((
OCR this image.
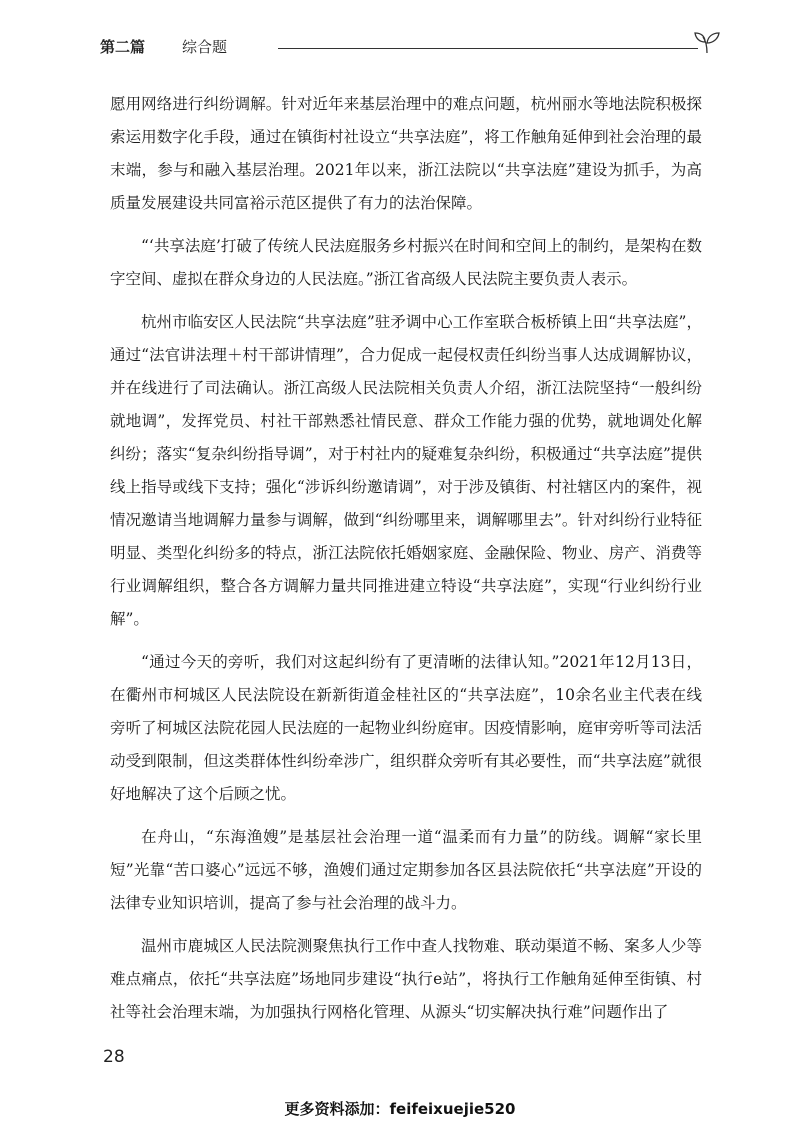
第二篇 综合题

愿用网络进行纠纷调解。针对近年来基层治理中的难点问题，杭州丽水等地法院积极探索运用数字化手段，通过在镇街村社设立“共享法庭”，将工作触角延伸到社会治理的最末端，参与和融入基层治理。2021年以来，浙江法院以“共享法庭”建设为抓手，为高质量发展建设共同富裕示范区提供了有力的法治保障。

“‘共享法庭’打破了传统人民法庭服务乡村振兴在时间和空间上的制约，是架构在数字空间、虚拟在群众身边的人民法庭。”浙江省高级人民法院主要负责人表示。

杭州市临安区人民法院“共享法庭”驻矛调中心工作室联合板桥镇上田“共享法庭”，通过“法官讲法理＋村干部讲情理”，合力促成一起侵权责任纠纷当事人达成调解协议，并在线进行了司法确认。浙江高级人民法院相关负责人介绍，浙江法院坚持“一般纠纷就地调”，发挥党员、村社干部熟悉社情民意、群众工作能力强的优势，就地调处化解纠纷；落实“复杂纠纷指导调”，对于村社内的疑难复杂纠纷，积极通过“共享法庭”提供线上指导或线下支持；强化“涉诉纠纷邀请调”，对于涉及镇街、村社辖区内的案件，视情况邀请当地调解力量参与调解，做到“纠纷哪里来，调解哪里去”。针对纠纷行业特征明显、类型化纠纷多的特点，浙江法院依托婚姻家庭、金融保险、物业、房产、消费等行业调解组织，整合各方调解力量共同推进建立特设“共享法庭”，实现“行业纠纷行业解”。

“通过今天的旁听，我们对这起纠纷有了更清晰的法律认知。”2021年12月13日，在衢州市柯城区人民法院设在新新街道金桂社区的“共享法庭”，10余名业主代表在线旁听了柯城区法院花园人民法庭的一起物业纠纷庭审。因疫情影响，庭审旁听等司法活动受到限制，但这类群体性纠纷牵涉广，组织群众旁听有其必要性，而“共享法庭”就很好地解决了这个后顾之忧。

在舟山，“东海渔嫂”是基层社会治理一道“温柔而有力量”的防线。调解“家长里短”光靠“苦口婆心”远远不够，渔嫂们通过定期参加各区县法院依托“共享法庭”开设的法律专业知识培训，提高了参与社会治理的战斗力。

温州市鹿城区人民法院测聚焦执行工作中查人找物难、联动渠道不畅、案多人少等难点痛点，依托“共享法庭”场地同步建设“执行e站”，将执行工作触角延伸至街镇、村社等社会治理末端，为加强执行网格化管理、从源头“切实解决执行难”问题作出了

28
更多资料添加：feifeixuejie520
))
((
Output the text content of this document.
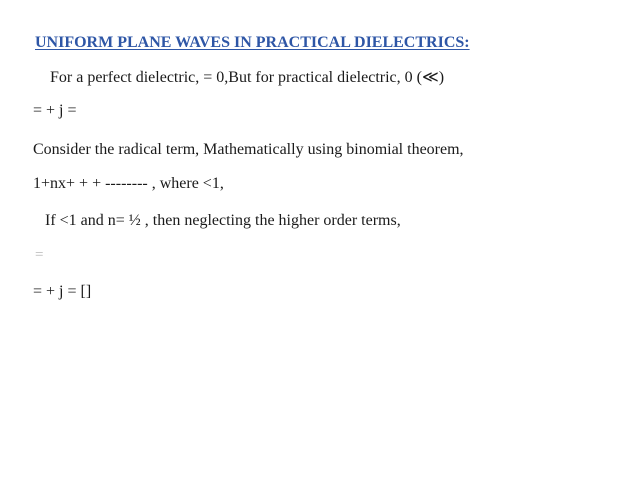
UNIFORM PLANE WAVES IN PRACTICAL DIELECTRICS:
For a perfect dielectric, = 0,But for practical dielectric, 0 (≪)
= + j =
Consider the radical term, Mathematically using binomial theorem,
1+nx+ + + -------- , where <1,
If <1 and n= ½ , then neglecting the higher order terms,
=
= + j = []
))
— Task goal —
Select and copy every line of the material that holds the string "this".

— Task solution —
OCR this image.
Output the text content of this document.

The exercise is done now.